## DATA FOR THIS EXERCISE
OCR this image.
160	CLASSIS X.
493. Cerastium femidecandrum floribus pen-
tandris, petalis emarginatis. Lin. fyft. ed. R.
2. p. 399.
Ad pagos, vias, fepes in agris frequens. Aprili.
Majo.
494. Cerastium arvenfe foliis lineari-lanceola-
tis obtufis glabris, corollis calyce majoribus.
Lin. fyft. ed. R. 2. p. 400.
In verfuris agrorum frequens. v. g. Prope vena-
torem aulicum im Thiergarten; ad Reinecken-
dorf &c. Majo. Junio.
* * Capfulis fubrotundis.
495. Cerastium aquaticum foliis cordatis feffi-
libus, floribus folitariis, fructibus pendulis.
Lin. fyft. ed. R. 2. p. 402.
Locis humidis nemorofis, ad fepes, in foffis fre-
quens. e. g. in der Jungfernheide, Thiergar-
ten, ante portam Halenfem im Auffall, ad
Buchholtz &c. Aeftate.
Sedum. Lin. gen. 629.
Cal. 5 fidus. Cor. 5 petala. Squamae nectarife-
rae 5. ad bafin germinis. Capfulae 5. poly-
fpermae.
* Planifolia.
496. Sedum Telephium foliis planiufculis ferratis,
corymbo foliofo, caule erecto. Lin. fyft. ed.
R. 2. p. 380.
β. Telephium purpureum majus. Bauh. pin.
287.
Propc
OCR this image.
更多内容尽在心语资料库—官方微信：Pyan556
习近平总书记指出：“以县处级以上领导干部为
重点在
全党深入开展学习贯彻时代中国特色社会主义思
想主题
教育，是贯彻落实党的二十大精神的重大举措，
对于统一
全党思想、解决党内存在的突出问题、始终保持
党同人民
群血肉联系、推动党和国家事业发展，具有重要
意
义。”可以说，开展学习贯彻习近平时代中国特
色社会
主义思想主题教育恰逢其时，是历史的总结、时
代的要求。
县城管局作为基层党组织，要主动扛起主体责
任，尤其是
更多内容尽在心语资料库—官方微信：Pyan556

## TASK TO COMPLETE
All of the records must be retyped exactly as they are.

## WORKED ANSWER
OCR this image.
160	CLASSIS X.
493. Cerastium femidecandrum floribus pen-
tandris, petalis emarginatis. Lin. fyft. ed. R.
2. p. 399.
Ad pagos, vias, fepes in agris frequens. Aprili.
Majo.
494. Cerastium arvenfe foliis lineari-lanceola-
tis obtufis glabris, corollis calyce majoribus.
Lin. fyft. ed. R. 2. p. 400.
In verfuris agrorum frequens. v. g. Prope vena-
torem aulicum im Thiergarten; ad Reinecken-
dorf &c. Majo. Junio.
* * Capfulis fubrotundis.
495. Cerastium aquaticum foliis cordatis feffi-
libus, floribus folitariis, fructibus pendulis.
Lin. fyft. ed. R. 2. p. 402.
Locis humidis nemorofis, ad fepes, in foffis fre-
quens. e. g. in der Jungfernheide, Thiergar-
ten, ante portam Halenfem im Auffall, ad
Buchholtz &c. Aeftate.
Sedum. Lin. gen. 629.
Cal. 5 fidus. Cor. 5 petala. Squamae nectarife-
rae 5. ad bafin germinis. Capfulae 5. poly-
fpermae.
* Planifolia.
496. Sedum Telephium foliis planiufculis ferratis,
corymbo foliofo, caule erecto. Lin. fyft. ed.
R. 2. p. 380.
β. Telephium purpureum majus. Bauh. pin.
287.
Propc
OCR this image.
更多内容尽在心语资料库—官方微信：Pyan556
习近平总书记指出：“以县处级以上领导干部为
重点在
全党深入开展学习贯彻时代中国特色社会主义思
想主题
教育，是贯彻落实党的二十大精神的重大举措，
对于统一
全党思想、解决党内存在的突出问题、始终保持
党同人民
群血肉联系、推动党和国家事业发展，具有重要
意
义。”可以说，开展学习贯彻习近平时代中国特
色社会
主义思想主题教育恰逢其时，是历史的总结、时
代的要求。
县城管局作为基层党组织，要主动扛起主体责
任，尤其是
更多内容尽在心语资料库—官方微信：Pyan556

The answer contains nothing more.